## Source data

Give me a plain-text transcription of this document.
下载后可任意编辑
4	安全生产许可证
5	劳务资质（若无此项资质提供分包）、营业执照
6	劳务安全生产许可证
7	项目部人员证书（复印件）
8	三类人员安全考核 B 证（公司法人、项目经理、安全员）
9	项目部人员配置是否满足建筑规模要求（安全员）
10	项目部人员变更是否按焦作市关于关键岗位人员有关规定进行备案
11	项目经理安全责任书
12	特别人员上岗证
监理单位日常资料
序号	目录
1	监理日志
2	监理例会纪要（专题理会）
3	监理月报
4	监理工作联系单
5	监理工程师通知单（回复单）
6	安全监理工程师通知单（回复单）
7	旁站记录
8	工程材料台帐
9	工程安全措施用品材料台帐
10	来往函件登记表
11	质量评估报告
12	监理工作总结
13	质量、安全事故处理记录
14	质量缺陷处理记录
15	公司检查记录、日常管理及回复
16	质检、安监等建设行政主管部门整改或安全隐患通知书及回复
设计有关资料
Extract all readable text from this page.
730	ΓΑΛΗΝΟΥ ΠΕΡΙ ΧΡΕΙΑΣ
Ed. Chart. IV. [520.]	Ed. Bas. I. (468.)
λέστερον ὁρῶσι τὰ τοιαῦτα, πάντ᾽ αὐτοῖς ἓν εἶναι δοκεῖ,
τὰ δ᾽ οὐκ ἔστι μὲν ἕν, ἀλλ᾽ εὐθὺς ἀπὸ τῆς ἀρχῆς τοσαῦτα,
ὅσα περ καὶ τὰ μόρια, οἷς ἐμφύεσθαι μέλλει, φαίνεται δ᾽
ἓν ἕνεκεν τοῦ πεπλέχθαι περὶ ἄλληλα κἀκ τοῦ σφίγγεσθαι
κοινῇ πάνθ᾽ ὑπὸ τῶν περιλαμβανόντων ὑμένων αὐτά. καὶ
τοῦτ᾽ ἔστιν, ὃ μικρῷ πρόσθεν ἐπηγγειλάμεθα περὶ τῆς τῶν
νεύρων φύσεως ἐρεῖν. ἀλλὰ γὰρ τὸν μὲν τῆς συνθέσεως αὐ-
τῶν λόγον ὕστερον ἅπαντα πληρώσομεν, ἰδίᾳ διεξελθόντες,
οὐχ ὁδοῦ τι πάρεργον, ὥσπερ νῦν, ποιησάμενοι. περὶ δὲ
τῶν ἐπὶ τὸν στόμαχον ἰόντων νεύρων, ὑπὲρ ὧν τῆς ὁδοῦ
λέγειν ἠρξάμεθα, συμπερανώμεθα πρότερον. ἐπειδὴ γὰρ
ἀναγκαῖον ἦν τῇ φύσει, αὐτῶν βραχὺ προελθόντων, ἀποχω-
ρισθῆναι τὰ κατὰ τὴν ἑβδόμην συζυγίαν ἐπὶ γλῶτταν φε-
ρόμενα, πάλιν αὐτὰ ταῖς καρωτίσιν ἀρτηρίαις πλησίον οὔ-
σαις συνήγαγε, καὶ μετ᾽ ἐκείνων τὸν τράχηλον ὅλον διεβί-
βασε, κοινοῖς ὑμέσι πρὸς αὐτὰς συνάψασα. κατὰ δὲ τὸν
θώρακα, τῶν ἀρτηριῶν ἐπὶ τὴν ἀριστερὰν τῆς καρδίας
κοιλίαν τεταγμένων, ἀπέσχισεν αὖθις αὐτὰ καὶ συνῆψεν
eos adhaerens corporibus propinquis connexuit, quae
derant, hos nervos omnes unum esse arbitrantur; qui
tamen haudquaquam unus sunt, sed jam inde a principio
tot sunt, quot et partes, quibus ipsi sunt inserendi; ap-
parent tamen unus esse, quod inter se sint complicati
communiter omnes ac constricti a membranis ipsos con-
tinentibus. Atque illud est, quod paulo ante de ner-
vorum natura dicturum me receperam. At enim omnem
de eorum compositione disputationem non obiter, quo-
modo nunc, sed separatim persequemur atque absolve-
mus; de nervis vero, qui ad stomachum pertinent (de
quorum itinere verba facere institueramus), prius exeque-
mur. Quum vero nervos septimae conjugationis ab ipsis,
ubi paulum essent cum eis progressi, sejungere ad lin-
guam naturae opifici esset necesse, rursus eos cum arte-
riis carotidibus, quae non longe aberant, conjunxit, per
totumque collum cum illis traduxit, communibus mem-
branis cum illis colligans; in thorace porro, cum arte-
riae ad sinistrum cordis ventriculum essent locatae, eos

## What is needed
Print the whole listing exactly as it is.

## Written answer
Give me a plain-text transcription of this document.
下载后可任意编辑
4	安全生产许可证
5	劳务资质（若无此项资质提供分包）、营业执照
6	劳务安全生产许可证
7	项目部人员证书（复印件）
8	三类人员安全考核 B 证（公司法人、项目经理、安全员）
9	项目部人员配置是否满足建筑规模要求（安全员）
10	项目部人员变更是否按焦作市关于关键岗位人员有关规定进行备案
11	项目经理安全责任书
12	特别人员上岗证
监理单位日常资料
序号	目录
1	监理日志
2	监理例会纪要（专题理会）
3	监理月报
4	监理工作联系单
5	监理工程师通知单（回复单）
6	安全监理工程师通知单（回复单）
7	旁站记录
8	工程材料台帐
9	工程安全措施用品材料台帐
10	来往函件登记表
11	质量评估报告
12	监理工作总结
13	质量、安全事故处理记录
14	质量缺陷处理记录
15	公司检查记录、日常管理及回复
16	质检、安监等建设行政主管部门整改或安全隐患通知书及回复
设计有关资料
Extract all readable text from this page.
730	ΓΑΛΗΝΟΥ ΠΕΡΙ ΧΡΕΙΑΣ
Ed. Chart. IV. [520.]	Ed. Bas. I. (468.)
λέστερον ὁρῶσι τὰ τοιαῦτα, πάντ᾽ αὐτοῖς ἓν εἶναι δοκεῖ,
τὰ δ᾽ οὐκ ἔστι μὲν ἕν, ἀλλ᾽ εὐθὺς ἀπὸ τῆς ἀρχῆς τοσαῦτα,
ὅσα περ καὶ τὰ μόρια, οἷς ἐμφύεσθαι μέλλει, φαίνεται δ᾽
ἓν ἕνεκεν τοῦ πεπλέχθαι περὶ ἄλληλα κἀκ τοῦ σφίγγεσθαι
κοινῇ πάνθ᾽ ὑπὸ τῶν περιλαμβανόντων ὑμένων αὐτά. καὶ
τοῦτ᾽ ἔστιν, ὃ μικρῷ πρόσθεν ἐπηγγειλάμεθα περὶ τῆς τῶν
νεύρων φύσεως ἐρεῖν. ἀλλὰ γὰρ τὸν μὲν τῆς συνθέσεως αὐ-
τῶν λόγον ὕστερον ἅπαντα πληρώσομεν, ἰδίᾳ διεξελθόντες,
οὐχ ὁδοῦ τι πάρεργον, ὥσπερ νῦν, ποιησάμενοι. περὶ δὲ
τῶν ἐπὶ τὸν στόμαχον ἰόντων νεύρων, ὑπὲρ ὧν τῆς ὁδοῦ
λέγειν ἠρξάμεθα, συμπερανώμεθα πρότερον. ἐπειδὴ γὰρ
ἀναγκαῖον ἦν τῇ φύσει, αὐτῶν βραχὺ προελθόντων, ἀποχω-
ρισθῆναι τὰ κατὰ τὴν ἑβδόμην συζυγίαν ἐπὶ γλῶτταν φε-
ρόμενα, πάλιν αὐτὰ ταῖς καρωτίσιν ἀρτηρίαις πλησίον οὔ-
σαις συνήγαγε, καὶ μετ᾽ ἐκείνων τὸν τράχηλον ὅλον διεβί-
βασε, κοινοῖς ὑμέσι πρὸς αὐτὰς συνάψασα. κατὰ δὲ τὸν
θώρακα, τῶν ἀρτηριῶν ἐπὶ τὴν ἀριστερὰν τῆς καρδίας
κοιλίαν τεταγμένων, ἀπέσχισεν αὖθις αὐτὰ καὶ συνῆψεν
eos adhaerens corporibus propinquis connexuit, quae
derant, hos nervos omnes unum esse arbitrantur; qui
tamen haudquaquam unus sunt, sed jam inde a principio
tot sunt, quot et partes, quibus ipsi sunt inserendi; ap-
parent tamen unus esse, quod inter se sint complicati
communiter omnes ac constricti a membranis ipsos con-
tinentibus. Atque illud est, quod paulo ante de ner-
vorum natura dicturum me receperam. At enim omnem
de eorum compositione disputationem non obiter, quo-
modo nunc, sed separatim persequemur atque absolve-
mus; de nervis vero, qui ad stomachum pertinent (de
quorum itinere verba facere institueramus), prius exeque-
mur. Quum vero nervos septimae conjugationis ab ipsis,
ubi paulum essent cum eis progressi, sejungere ad lin-
guam naturae opifici esset necesse, rursus eos cum arte-
riis carotidibus, quae non longe aberant, conjunxit, per
totumque collum cum illis traduxit, communibus mem-
branis cum illis colligans; in thorace porro, cum arte-
riae ad sinistrum cordis ventriculum essent locatae, eos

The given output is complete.